--- Start DATASET EXCERPTS ---

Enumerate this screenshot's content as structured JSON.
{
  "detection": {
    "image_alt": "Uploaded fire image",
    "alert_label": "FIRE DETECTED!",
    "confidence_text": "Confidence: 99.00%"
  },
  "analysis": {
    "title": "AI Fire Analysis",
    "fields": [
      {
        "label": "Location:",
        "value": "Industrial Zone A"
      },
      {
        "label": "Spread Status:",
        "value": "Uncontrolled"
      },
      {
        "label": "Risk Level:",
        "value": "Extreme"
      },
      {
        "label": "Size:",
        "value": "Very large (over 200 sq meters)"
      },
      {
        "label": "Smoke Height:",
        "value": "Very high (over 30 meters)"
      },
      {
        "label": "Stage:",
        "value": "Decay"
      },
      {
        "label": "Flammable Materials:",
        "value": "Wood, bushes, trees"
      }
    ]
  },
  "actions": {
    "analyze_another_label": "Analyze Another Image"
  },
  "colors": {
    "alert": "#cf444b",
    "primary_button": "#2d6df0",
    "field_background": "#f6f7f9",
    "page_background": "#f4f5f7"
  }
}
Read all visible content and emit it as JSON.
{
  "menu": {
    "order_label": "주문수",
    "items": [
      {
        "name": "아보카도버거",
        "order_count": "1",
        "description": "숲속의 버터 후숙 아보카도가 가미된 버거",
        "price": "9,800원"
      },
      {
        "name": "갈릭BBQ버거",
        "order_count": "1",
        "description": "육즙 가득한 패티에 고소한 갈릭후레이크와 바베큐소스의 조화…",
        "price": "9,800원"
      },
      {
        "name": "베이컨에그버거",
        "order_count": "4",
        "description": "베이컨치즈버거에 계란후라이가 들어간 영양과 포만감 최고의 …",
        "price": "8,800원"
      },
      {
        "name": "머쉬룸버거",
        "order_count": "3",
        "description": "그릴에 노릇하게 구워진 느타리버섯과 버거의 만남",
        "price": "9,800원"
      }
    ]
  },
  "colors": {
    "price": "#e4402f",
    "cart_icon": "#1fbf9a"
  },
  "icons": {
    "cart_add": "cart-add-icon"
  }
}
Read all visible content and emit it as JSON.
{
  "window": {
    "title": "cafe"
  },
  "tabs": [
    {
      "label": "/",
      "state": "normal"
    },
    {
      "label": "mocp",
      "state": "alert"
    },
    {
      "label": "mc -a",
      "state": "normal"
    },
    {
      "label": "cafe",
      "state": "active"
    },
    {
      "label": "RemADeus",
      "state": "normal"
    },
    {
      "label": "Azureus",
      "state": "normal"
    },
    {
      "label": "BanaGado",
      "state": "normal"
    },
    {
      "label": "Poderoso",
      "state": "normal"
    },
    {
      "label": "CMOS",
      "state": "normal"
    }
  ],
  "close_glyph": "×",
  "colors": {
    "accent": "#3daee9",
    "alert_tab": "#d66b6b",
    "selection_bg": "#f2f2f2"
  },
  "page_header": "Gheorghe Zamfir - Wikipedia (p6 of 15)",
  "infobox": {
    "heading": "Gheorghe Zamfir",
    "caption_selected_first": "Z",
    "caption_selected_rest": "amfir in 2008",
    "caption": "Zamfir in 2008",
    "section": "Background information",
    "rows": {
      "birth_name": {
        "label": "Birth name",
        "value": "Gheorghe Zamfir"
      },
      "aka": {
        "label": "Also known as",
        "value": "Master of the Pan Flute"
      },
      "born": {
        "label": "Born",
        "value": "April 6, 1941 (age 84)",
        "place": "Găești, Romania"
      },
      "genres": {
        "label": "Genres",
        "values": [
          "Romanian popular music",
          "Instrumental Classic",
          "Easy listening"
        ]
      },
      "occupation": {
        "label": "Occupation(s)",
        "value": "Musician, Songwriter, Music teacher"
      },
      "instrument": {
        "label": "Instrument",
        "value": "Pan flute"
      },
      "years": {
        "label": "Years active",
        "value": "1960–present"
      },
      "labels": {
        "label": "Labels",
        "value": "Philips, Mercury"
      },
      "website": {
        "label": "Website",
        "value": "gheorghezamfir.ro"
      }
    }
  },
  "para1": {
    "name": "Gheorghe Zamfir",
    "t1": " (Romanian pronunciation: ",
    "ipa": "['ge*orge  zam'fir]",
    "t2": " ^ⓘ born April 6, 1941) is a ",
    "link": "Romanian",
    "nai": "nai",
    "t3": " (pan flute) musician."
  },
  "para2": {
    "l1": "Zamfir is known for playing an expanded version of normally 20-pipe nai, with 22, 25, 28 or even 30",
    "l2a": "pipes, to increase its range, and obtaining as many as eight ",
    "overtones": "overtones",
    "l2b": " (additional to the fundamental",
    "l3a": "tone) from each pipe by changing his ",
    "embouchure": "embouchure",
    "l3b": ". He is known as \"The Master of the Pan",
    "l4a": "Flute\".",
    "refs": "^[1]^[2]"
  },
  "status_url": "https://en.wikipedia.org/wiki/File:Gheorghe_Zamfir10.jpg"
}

--- End DATASET EXCERPTS ---

> **TASK TO COMPLETE**
Go through the data and return every record exactly.

> **THE REPLY**
Enumerate this screenshot's content as structured JSON.
{
  "detection": {
    "image_alt": "Uploaded fire image",
    "alert_label": "FIRE DETECTED!",
    "confidence_text": "Confidence: 99.00%"
  },
  "analysis": {
    "title": "AI Fire Analysis",
    "fields": [
      {
        "label": "Location:",
        "value": "Industrial Zone A"
      },
      {
        "label": "Spread Status:",
        "value": "Uncontrolled"
      },
      {
        "label": "Risk Level:",
        "value": "Extreme"
      },
      {
        "label": "Size:",
        "value": "Very large (over 200 sq meters)"
      },
      {
        "label": "Smoke Height:",
        "value": "Very high (over 30 meters)"
      },
      {
        "label": "Stage:",
        "value": "Decay"
      },
      {
        "label": "Flammable Materials:",
        "value": "Wood, bushes, trees"
      }
    ]
  },
  "actions": {
    "analyze_another_label": "Analyze Another Image"
  },
  "colors": {
    "alert": "#cf444b",
    "primary_button": "#2d6df0",
    "field_background": "#f6f7f9",
    "page_background": "#f4f5f7"
  }
}
Read all visible content and emit it as JSON.
{
  "menu": {
    "order_label": "주문수",
    "items": [
      {
        "name": "아보카도버거",
        "order_count": "1",
        "description": "숲속의 버터 후숙 아보카도가 가미된 버거",
        "price": "9,800원"
      },
      {
        "name": "갈릭BBQ버거",
        "order_count": "1",
        "description": "육즙 가득한 패티에 고소한 갈릭후레이크와 바베큐소스의 조화…",
        "price": "9,800원"
      },
      {
        "name": "베이컨에그버거",
        "order_count": "4",
        "description": "베이컨치즈버거에 계란후라이가 들어간 영양과 포만감 최고의 …",
        "price": "8,800원"
      },
      {
        "name": "머쉬룸버거",
        "order_count": "3",
        "description": "그릴에 노릇하게 구워진 느타리버섯과 버거의 만남",
        "price": "9,800원"
      }
    ]
  },
  "colors": {
    "price": "#e4402f",
    "cart_icon": "#1fbf9a"
  },
  "icons": {
    "cart_add": "cart-add-icon"
  }
}
Read all visible content and emit it as JSON.
{
  "window": {
    "title": "cafe"
  },
  "tabs": [
    {
      "label": "/",
      "state": "normal"
    },
    {
      "label": "mocp",
      "state": "alert"
    },
    {
      "label": "mc -a",
      "state": "normal"
    },
    {
      "label": "cafe",
      "state": "active"
    },
    {
      "label": "RemADeus",
      "state": "normal"
    },
    {
      "label": "Azureus",
      "state": "normal"
    },
    {
      "label": "BanaGado",
      "state": "normal"
    },
    {
      "label": "Poderoso",
      "state": "normal"
    },
    {
      "label": "CMOS",
      "state": "normal"
    }
  ],
  "close_glyph": "×",
  "colors": {
    "accent": "#3daee9",
    "alert_tab": "#d66b6b",
    "selection_bg": "#f2f2f2"
  },
  "page_header": "Gheorghe Zamfir - Wikipedia (p6 of 15)",
  "infobox": {
    "heading": "Gheorghe Zamfir",
    "caption_selected_first": "Z",
    "caption_selected_rest": "amfir in 2008",
    "caption": "Zamfir in 2008",
    "section": "Background information",
    "rows": {
      "birth_name": {
        "label": "Birth name",
        "value": "Gheorghe Zamfir"
      },
      "aka": {
        "label": "Also known as",
        "value": "Master of the Pan Flute"
      },
      "born": {
        "label": "Born",
        "value": "April 6, 1941 (age 84)",
        "place": "Găești, Romania"
      },
      "genres": {
        "label": "Genres",
        "values": [
          "Romanian popular music",
          "Instrumental Classic",
          "Easy listening"
        ]
      },
      "occupation": {
        "label": "Occupation(s)",
        "value": "Musician, Songwriter, Music teacher"
      },
      "instrument": {
        "label": "Instrument",
        "value": "Pan flute"
      },
      "years": {
        "label": "Years active",
        "value": "1960–present"
      },
      "labels": {
        "label": "Labels",
        "value": "Philips, Mercury"
      },
      "website": {
        "label": "Website",
        "value": "gheorghezamfir.ro"
      }
    }
  },
  "para1": {
    "name": "Gheorghe Zamfir",
    "t1": " (Romanian pronunciation: ",
    "ipa": "['ge*orge  zam'fir]",
    "t2": " ^ⓘ born April 6, 1941) is a ",
    "link": "Romanian",
    "nai": "nai",
    "t3": " (pan flute) musician."
  },
  "para2": {
    "l1": "Zamfir is known for playing an expanded version of normally 20-pipe nai, with 22, 25, 28 or even 30",
    "l2a": "pipes, to increase its range, and obtaining as many as eight ",
    "overtones": "overtones",
    "l2b": " (additional to the fundamental",
    "l3a": "tone) from each pipe by changing his ",
    "embouchure": "embouchure",
    "l3b": ". He is known as \"The Master of the Pan",
    "l4a": "Flute\".",
    "refs": "^[1]^[2]"
  },
  "status_url": "https://en.wikipedia.org/wiki/File:Gheorghe_Zamfir10.jpg"
}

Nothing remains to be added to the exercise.